> **Soal Latihan**
1. Tuliskan nama semua duta muda lingkungan yang disebut dalam teks tentang duta muda lingkungan.
2. Jawab pertanyaan berikut berdasarkan teks tentang duta muda lingkungan.
(a) Di negara mana forum Bayer Young Environment Envoy diadakan, dan pada tanggal berapa?
(b) Dari perguruan tinggi mana Sri Rezeki berasal?
(c) Apa sumber teks ini dan kapan diterbitkan?
3. Kutip bagian teks tentang duta muda lingkungan dari "Empat anak muda" sampai "2-7 November lalu.".

> **Teks yang Ditampilkan**
----
Inovasi Para Duta Muda Lingkungan

Sumber:Kompas - 14 November 2008
Kategori:Lingkungan

Empat anak muda dari empat perguruan tinggi negeri berbeda tersebut mencoba melakukan dan menciptakan sesuatu yang berguna terkait dengan masalah lingkungan hidup. Aktivitas itulah yang membuat mereka mewakili Indonesia ke forum Bayer Young Environment Envoy di Jerman, 2-7 November lalu.

Empat duta muda lingkungan itu adalah Doni Pabhassaro dari Universitas Indonesia, Fernando Zetrialdi (Institut Teknologi Bandung), Veni Sevia Febrianti (Universitas Jember, Jawa Timur), dan Sri Rezeki (Universitas Tanjungpura, Pontianak, Kalimantan Barat).
----
> **Bahan**
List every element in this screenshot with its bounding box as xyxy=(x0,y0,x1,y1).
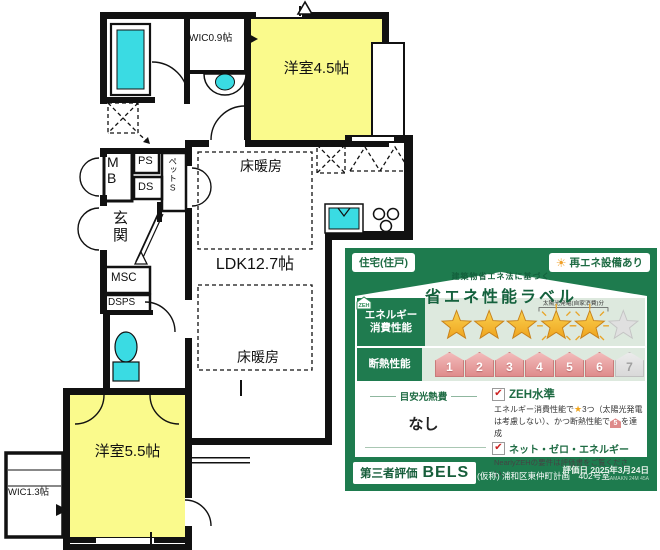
----
> **Jawaban Lengkap**
1.
Doni Pabhassaro
Fernando Zetrialdi
Veni Sevia Febrianti
Sri Rezeki

2.
(a) Di Jerman, pada 2-7 November.
(b) Universitas Tanjungpura, Pontianak, Kalimantan Barat.
(c) Kompas, 14 November 2008.

3.
Empat anak muda dari empat perguruan tinggi negeri berbeda tersebut mencoba melakukan dan menciptakan sesuatu yang berguna terkait dengan masalah lingkungan hidup. Aktivitas itulah yang membuat mereka mewakili Indonesia ke forum Bayer Young Environment Envoy di Jerman, 2-7 November lalu.